> ACTIVITY: Print the records below exactly, leaving out nothing.

--

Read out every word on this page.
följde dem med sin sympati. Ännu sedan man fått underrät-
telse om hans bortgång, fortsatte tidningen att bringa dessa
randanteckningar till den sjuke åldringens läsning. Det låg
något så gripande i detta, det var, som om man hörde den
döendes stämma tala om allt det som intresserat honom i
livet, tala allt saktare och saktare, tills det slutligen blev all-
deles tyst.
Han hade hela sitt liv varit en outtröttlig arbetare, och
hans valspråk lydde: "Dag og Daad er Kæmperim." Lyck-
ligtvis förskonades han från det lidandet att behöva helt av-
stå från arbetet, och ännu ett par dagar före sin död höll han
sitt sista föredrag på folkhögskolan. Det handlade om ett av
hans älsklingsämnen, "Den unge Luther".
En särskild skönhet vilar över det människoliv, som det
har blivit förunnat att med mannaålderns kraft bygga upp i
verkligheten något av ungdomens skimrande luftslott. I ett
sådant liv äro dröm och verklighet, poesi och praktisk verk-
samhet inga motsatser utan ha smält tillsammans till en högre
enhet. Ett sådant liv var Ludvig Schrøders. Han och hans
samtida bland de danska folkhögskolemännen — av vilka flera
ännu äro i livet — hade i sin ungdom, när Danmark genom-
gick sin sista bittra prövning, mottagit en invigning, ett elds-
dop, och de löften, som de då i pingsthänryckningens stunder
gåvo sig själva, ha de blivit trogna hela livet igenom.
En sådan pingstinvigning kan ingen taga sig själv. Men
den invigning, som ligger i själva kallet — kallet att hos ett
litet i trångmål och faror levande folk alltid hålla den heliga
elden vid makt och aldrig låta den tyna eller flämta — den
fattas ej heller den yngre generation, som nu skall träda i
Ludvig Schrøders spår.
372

--

> TASK RESULT:
Read out every word on this page.
följde dem med sin sympati. Ännu sedan man fått underrät-
telse om hans bortgång, fortsatte tidningen att bringa dessa
randanteckningar till den sjuke åldringens läsning. Det låg
något så gripande i detta, det var, som om man hörde den
döendes stämma tala om allt det som intresserat honom i
livet, tala allt saktare och saktare, tills det slutligen blev all-
deles tyst.
Han hade hela sitt liv varit en outtröttlig arbetare, och
hans valspråk lydde: "Dag og Daad er Kæmperim." Lyck-
ligtvis förskonades han från det lidandet att behöva helt av-
stå från arbetet, och ännu ett par dagar före sin död höll han
sitt sista föredrag på folkhögskolan. Det handlade om ett av
hans älsklingsämnen, "Den unge Luther".
En särskild skönhet vilar över det människoliv, som det
har blivit förunnat att med mannaålderns kraft bygga upp i
verkligheten något av ungdomens skimrande luftslott. I ett
sådant liv äro dröm och verklighet, poesi och praktisk verk-
samhet inga motsatser utan ha smält tillsammans till en högre
enhet. Ett sådant liv var Ludvig Schrøders. Han och hans
samtida bland de danska folkhögskolemännen — av vilka flera
ännu äro i livet — hade i sin ungdom, när Danmark genom-
gick sin sista bittra prövning, mottagit en invigning, ett elds-
dop, och de löften, som de då i pingsthänryckningens stunder
gåvo sig själva, ha de blivit trogna hela livet igenom.
En sådan pingstinvigning kan ingen taga sig själv. Men
den invigning, som ligger i själva kallet — kallet att hos ett
litet i trångmål och faror levande folk alltid hålla den heliga
elden vid makt och aldrig låta den tyna eller flämta — den
fattas ej heller den yngre generation, som nu skall träda i
Ludvig Schrøders spår.
372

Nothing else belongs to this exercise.